[EXCERPTED TEXT — start]

Healthcare providers treating COVID-19 patients have been urged to be prudent in prescribing antibiotics because of the danger of increasing resistance to the treatment.
The call was made by UKZN’s Professor Sabiha Essack, who is the South African Research Chair in Antibiotic Resistance and One Health, and collaborating scientists, Dr Ariel Blocker of France and Dr Maarten van Dongen of The Netherlands.
The three, who are part of the international Antimicrobial Resistance (AMR) Insights Ambassador Network, have expressed concern around the inappropriate use of antibiotics to treat COVID-19 patients, which can lead to antibiotic resistance.
‘The causal relationship between inappropriate antibiotic use and antibiotic resistance is well established in both hospital and community settings,’ said Essack. ‘ It is therefore essential that all healthcare providers treating COVID-19 patients, implement diagnostic stewardship/microbial diagnostics and exercise prudence in prescribing antibiotics so as not to unintentionally exacerbate antibiotic resistance.’
According to the World Health Organization (WHO) coronavirus is an infectious disease caused by the newly discovered COVID-19. ‘Most people infected with the virus will experience mild to moderate respiratory illness and recover without requiring special treatment. Those more likely to develop serious illness include the older population and those with underlying medical conditions such as cardiovascular disease, diabetes, chronic respiratory disease and cancer.’
There are no specific vaccines or treatments for the virus available yet although a variety of clinical trials are underway throughout the world. As such, healthcare providers have been using anti-retrovirals, anti-malarials and antibiotics either singly or in combination to manage COVID-19 patients. According to Essack and team, there is currently minimal robust evidence to support their use.
A study recently conducted in China, which was the epicentre of the virus, found no difference in the rate of virologic clearance at either seven days with the use of the antimalarial drug hydroxychloroquine or without it over a five-day period. They were no differences in clinical outcomes such as the duration of hospitalisation, temperature normalisation and radiological progression.
The team mention various studies undertaken across the globe which indicate the inappropriate use of antibiotics, including a single centre study of 99 COVID-19 patients in Wuhan, China, where 71% of patients were prescribed antibiotics despite elevated procalcitonin levels being recorded in only 6% of patients and bacterial co-infection in a mere 1%. Another example is of the first 12 COVID-19 patients in the United States who received empiric antibiotic treatment for possible secondary bacterial pneumonia in the absence of bacterial co-infection.
According to the WHO, ‘Antibiotics do not work against viruses, only bacteria. Since the new COVID-19 is a virus, antibiotics should not be used as means of treatment or prevention.’
Essack and team commented: ‘Such indiscriminate use in the absence of bacterial infection exerts avoidable selection pressure for the escalation of antibiotic resistance.’ The team further endorsed the four Rs of antibiotic stewardship where the right antibiotic is prescribed at the right dose and administered at the right time for the right duration so as to promote rapid recovery from infection, prevent antibiotic resistance and reduce health care costs.

[EXCERPTED TEXT — finish]
[INFORMATION SHOWN — start]

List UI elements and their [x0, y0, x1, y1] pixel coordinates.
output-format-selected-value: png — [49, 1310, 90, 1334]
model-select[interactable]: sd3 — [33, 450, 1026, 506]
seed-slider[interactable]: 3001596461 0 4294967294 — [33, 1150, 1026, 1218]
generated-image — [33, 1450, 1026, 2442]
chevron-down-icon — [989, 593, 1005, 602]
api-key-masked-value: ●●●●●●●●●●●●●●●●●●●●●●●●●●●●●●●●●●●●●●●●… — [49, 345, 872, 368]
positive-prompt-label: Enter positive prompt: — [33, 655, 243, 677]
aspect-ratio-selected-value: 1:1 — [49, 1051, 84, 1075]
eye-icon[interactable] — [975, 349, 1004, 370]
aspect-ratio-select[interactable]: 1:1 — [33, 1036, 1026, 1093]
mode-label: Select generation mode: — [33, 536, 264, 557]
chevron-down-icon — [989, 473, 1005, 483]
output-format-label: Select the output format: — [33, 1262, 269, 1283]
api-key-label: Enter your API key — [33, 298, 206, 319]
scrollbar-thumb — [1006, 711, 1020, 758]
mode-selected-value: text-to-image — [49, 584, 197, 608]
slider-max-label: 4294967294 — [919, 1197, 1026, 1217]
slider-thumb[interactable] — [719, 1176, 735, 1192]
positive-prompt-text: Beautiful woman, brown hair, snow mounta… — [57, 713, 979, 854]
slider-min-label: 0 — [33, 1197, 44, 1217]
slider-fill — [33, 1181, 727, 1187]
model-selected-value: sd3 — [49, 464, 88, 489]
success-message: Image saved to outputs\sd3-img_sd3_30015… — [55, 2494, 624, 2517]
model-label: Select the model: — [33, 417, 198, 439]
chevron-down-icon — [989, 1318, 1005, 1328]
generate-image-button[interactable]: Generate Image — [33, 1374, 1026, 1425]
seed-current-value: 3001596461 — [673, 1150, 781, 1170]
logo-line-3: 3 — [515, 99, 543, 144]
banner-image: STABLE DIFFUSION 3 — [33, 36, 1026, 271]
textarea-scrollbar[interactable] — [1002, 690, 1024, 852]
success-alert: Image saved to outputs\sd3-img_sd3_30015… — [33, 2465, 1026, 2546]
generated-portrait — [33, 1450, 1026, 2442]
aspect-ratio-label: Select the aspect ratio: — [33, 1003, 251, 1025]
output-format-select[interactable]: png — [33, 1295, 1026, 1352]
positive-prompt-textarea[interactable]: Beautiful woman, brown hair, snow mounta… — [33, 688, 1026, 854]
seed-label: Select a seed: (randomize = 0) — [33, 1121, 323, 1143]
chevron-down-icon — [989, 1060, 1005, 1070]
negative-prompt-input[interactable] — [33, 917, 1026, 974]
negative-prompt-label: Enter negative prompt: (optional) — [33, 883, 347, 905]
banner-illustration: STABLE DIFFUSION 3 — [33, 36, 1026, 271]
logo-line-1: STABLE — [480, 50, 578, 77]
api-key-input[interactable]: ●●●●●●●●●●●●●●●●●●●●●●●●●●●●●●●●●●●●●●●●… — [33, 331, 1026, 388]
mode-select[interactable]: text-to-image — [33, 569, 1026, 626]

[INFORMATION SHOWN — finish]

■ **TASK DESCRIPTION**:
Reproduce word for word the stretch of the article on antibiotic prescribing for COVID-19 patients from "The three, who" through "to antibiotic resistance.".

■ **YOUR RESPONSE**:
The three, who are part of the international Antimicrobial Resistance (AMR) Insights Ambassador Network, have expressed concern around the inappropriate use of antibiotics to treat COVID-19 patients, which can lead to antibiotic resistance.